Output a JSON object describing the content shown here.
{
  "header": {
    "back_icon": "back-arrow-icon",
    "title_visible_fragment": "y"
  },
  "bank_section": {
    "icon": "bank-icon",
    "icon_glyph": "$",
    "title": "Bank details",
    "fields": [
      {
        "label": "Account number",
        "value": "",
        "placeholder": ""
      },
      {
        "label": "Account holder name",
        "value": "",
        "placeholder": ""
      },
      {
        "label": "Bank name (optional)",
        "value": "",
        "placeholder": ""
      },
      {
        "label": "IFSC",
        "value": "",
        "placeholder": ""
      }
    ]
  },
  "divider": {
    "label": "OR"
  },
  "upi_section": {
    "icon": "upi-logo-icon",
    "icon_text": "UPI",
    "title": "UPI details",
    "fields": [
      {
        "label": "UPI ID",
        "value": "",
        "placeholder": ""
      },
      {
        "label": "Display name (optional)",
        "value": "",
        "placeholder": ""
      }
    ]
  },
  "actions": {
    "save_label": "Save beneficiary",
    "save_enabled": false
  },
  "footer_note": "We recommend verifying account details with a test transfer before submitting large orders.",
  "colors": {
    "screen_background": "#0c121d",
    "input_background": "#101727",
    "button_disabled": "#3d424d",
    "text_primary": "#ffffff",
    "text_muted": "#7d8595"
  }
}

_ _ _ _

■ **Your task**: Quote all the records exactly, please, leaving none out.

■ **Correct response**:
Output a JSON object describing the content shown here.
{
  "header": {
    "back_icon": "back-arrow-icon",
    "title_visible_fragment": "y"
  },
  "bank_section": {
    "icon": "bank-icon",
    "icon_glyph": "$",
    "title": "Bank details",
    "fields": [
      {
        "label": "Account number",
        "value": "",
        "placeholder": ""
      },
      {
        "label": "Account holder name",
        "value": "",
        "placeholder": ""
      },
      {
        "label": "Bank name (optional)",
        "value": "",
        "placeholder": ""
      },
      {
        "label": "IFSC",
        "value": "",
        "placeholder": ""
      }
    ]
  },
  "divider": {
    "label": "OR"
  },
  "upi_section": {
    "icon": "upi-logo-icon",
    "icon_text": "UPI",
    "title": "UPI details",
    "fields": [
      {
        "label": "UPI ID",
        "value": "",
        "placeholder": ""
      },
      {
        "label": "Display name (optional)",
        "value": "",
        "placeholder": ""
      }
    ]
  },
  "actions": {
    "save_label": "Save beneficiary",
    "save_enabled": false
  },
  "footer_note": "We recommend verifying account details with a test transfer before submitting large orders.",
  "colors": {
    "screen_background": "#0c121d",
    "input_background": "#101727",
    "button_disabled": "#3d424d",
    "text_primary": "#ffffff",
    "text_muted": "#7d8595"
  }
}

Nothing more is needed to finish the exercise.